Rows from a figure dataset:
>>>

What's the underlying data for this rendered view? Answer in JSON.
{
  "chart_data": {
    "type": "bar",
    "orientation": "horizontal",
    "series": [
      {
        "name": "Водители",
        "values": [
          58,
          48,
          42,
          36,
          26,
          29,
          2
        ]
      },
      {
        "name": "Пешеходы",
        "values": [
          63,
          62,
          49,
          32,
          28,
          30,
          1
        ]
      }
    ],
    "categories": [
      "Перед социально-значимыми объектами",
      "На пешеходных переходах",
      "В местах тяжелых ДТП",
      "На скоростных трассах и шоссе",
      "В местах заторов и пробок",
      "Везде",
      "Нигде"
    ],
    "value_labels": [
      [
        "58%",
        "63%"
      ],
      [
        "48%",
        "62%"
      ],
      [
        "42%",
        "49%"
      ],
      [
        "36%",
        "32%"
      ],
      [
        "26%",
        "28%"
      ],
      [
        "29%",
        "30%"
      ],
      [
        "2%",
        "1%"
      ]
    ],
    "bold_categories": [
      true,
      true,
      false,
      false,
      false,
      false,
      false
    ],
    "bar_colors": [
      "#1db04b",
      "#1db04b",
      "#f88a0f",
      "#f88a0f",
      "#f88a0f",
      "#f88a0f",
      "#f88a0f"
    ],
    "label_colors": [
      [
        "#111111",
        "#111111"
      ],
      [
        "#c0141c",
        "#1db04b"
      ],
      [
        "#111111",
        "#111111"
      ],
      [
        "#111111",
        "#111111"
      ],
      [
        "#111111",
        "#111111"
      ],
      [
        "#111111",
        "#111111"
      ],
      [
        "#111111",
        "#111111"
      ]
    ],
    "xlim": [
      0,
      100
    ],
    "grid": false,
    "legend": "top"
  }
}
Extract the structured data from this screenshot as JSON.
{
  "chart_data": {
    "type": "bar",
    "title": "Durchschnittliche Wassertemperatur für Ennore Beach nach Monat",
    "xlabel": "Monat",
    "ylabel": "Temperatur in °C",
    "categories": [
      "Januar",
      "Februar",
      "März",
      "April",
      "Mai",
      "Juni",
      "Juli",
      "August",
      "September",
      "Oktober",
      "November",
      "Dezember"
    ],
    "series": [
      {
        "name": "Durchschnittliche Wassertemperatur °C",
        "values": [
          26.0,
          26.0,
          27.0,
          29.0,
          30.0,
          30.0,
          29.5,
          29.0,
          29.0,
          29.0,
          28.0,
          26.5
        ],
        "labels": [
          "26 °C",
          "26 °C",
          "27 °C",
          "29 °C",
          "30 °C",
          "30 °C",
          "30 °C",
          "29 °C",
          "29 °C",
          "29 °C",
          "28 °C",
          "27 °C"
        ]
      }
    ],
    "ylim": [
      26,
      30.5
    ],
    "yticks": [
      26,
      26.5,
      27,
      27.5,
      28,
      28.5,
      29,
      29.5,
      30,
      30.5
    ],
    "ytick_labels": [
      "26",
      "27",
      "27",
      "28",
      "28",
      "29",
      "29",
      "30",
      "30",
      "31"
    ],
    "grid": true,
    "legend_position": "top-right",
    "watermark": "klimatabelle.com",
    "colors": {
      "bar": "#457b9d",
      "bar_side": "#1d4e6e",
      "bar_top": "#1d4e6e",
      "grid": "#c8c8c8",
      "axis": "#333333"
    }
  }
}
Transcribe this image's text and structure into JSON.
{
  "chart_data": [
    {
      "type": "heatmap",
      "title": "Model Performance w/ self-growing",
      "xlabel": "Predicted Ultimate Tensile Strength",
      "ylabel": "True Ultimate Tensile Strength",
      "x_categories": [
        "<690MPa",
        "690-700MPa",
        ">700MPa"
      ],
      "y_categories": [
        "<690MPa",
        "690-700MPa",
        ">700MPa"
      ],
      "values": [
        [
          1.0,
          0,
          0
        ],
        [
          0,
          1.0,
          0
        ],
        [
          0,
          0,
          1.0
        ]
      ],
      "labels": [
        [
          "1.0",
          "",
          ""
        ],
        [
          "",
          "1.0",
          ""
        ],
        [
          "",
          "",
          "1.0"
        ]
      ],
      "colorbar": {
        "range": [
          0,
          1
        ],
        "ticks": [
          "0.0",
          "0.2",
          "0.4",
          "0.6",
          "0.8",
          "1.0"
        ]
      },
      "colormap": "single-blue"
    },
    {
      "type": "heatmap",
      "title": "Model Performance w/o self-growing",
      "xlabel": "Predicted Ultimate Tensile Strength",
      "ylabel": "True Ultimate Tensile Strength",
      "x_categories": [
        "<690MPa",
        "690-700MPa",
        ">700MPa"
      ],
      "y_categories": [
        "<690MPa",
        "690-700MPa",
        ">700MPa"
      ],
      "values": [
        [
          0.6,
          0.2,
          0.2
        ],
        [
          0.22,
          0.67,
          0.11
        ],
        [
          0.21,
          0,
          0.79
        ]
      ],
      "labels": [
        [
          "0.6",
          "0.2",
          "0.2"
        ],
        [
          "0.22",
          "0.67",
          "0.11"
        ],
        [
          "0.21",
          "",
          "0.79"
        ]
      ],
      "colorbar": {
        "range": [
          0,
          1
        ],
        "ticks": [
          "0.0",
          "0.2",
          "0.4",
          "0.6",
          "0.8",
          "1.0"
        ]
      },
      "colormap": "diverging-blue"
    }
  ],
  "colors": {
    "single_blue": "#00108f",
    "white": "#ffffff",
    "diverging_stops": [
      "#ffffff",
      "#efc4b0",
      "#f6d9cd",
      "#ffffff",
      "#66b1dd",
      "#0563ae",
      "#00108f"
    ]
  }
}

<<<

Extract the full set of entries word for word.

What's the underlying data for this rendered view? Answer in JSON.
{
  "chart_data": {
    "type": "bar",
    "orientation": "horizontal",
    "series": [
      {
        "name": "Водители",
        "values": [
          58,
          48,
          42,
          36,
          26,
          29,
          2
        ]
      },
      {
        "name": "Пешеходы",
        "values": [
          63,
          62,
          49,
          32,
          28,
          30,
          1
        ]
      }
    ],
    "categories": [
      "Перед социально-значимыми объектами",
      "На пешеходных переходах",
      "В местах тяжелых ДТП",
      "На скоростных трассах и шоссе",
      "В местах заторов и пробок",
      "Везде",
      "Нигде"
    ],
    "value_labels": [
      [
        "58%",
        "63%"
      ],
      [
        "48%",
        "62%"
      ],
      [
        "42%",
        "49%"
      ],
      [
        "36%",
        "32%"
      ],
      [
        "26%",
        "28%"
      ],
      [
        "29%",
        "30%"
      ],
      [
        "2%",
        "1%"
      ]
    ],
    "bold_categories": [
      true,
      true,
      false,
      false,
      false,
      false,
      false
    ],
    "bar_colors": [
      "#1db04b",
      "#1db04b",
      "#f88a0f",
      "#f88a0f",
      "#f88a0f",
      "#f88a0f",
      "#f88a0f"
    ],
    "label_colors": [
      [
        "#111111",
        "#111111"
      ],
      [
        "#c0141c",
        "#1db04b"
      ],
      [
        "#111111",
        "#111111"
      ],
      [
        "#111111",
        "#111111"
      ],
      [
        "#111111",
        "#111111"
      ],
      [
        "#111111",
        "#111111"
      ],
      [
        "#111111",
        "#111111"
      ]
    ],
    "xlim": [
      0,
      100
    ],
    "grid": false,
    "legend": "top"
  }
}
Extract the structured data from this screenshot as JSON.
{
  "chart_data": {
    "type": "bar",
    "title": "Durchschnittliche Wassertemperatur für Ennore Beach nach Monat",
    "xlabel": "Monat",
    "ylabel": "Temperatur in °C",
    "categories": [
      "Januar",
      "Februar",
      "März",
      "April",
      "Mai",
      "Juni",
      "Juli",
      "August",
      "September",
      "Oktober",
      "November",
      "Dezember"
    ],
    "series": [
      {
        "name": "Durchschnittliche Wassertemperatur °C",
        "values": [
          26.0,
          26.0,
          27.0,
          29.0,
          30.0,
          30.0,
          29.5,
          29.0,
          29.0,
          29.0,
          28.0,
          26.5
        ],
        "labels": [
          "26 °C",
          "26 °C",
          "27 °C",
          "29 °C",
          "30 °C",
          "30 °C",
          "30 °C",
          "29 °C",
          "29 °C",
          "29 °C",
          "28 °C",
          "27 °C"
        ]
      }
    ],
    "ylim": [
      26,
      30.5
    ],
    "yticks": [
      26,
      26.5,
      27,
      27.5,
      28,
      28.5,
      29,
      29.5,
      30,
      30.5
    ],
    "ytick_labels": [
      "26",
      "27",
      "27",
      "28",
      "28",
      "29",
      "29",
      "30",
      "30",
      "31"
    ],
    "grid": true,
    "legend_position": "top-right",
    "watermark": "klimatabelle.com",
    "colors": {
      "bar": "#457b9d",
      "bar_side": "#1d4e6e",
      "bar_top": "#1d4e6e",
      "grid": "#c8c8c8",
      "axis": "#333333"
    }
  }
}
Transcribe this image's text and structure into JSON.
{
  "chart_data": [
    {
      "type": "heatmap",
      "title": "Model Performance w/ self-growing",
      "xlabel": "Predicted Ultimate Tensile Strength",
      "ylabel": "True Ultimate Tensile Strength",
      "x_categories": [
        "<690MPa",
        "690-700MPa",
        ">700MPa"
      ],
      "y_categories": [
        "<690MPa",
        "690-700MPa",
        ">700MPa"
      ],
      "values": [
        [
          1.0,
          0,
          0
        ],
        [
          0,
          1.0,
          0
        ],
        [
          0,
          0,
          1.0
        ]
      ],
      "labels": [
        [
          "1.0",
          "",
          ""
        ],
        [
          "",
          "1.0",
          ""
        ],
        [
          "",
          "",
          "1.0"
        ]
      ],
      "colorbar": {
        "range": [
          0,
          1
        ],
        "ticks": [
          "0.0",
          "0.2",
          "0.4",
          "0.6",
          "0.8",
          "1.0"
        ]
      },
      "colormap": "single-blue"
    },
    {
      "type": "heatmap",
      "title": "Model Performance w/o self-growing",
      "xlabel": "Predicted Ultimate Tensile Strength",
      "ylabel": "True Ultimate Tensile Strength",
      "x_categories": [
        "<690MPa",
        "690-700MPa",
        ">700MPa"
      ],
      "y_categories": [
        "<690MPa",
        "690-700MPa",
        ">700MPa"
      ],
      "values": [
        [
          0.6,
          0.2,
          0.2
        ],
        [
          0.22,
          0.67,
          0.11
        ],
        [
          0.21,
          0,
          0.79
        ]
      ],
      "labels": [
        [
          "0.6",
          "0.2",
          "0.2"
        ],
        [
          "0.22",
          "0.67",
          "0.11"
        ],
        [
          "0.21",
          "",
          "0.79"
        ]
      ],
      "colorbar": {
        "range": [
          0,
          1
        ],
        "ticks": [
          "0.0",
          "0.2",
          "0.4",
          "0.6",
          "0.8",
          "1.0"
        ]
      },
      "colormap": "diverging-blue"
    }
  ],
  "colors": {
    "single_blue": "#00108f",
    "white": "#ffffff",
    "diverging_stops": [
      "#ffffff",
      "#efc4b0",
      "#f6d9cd",
      "#ffffff",
      "#66b1dd",
      "#0563ae",
      "#00108f"
    ]
  }
}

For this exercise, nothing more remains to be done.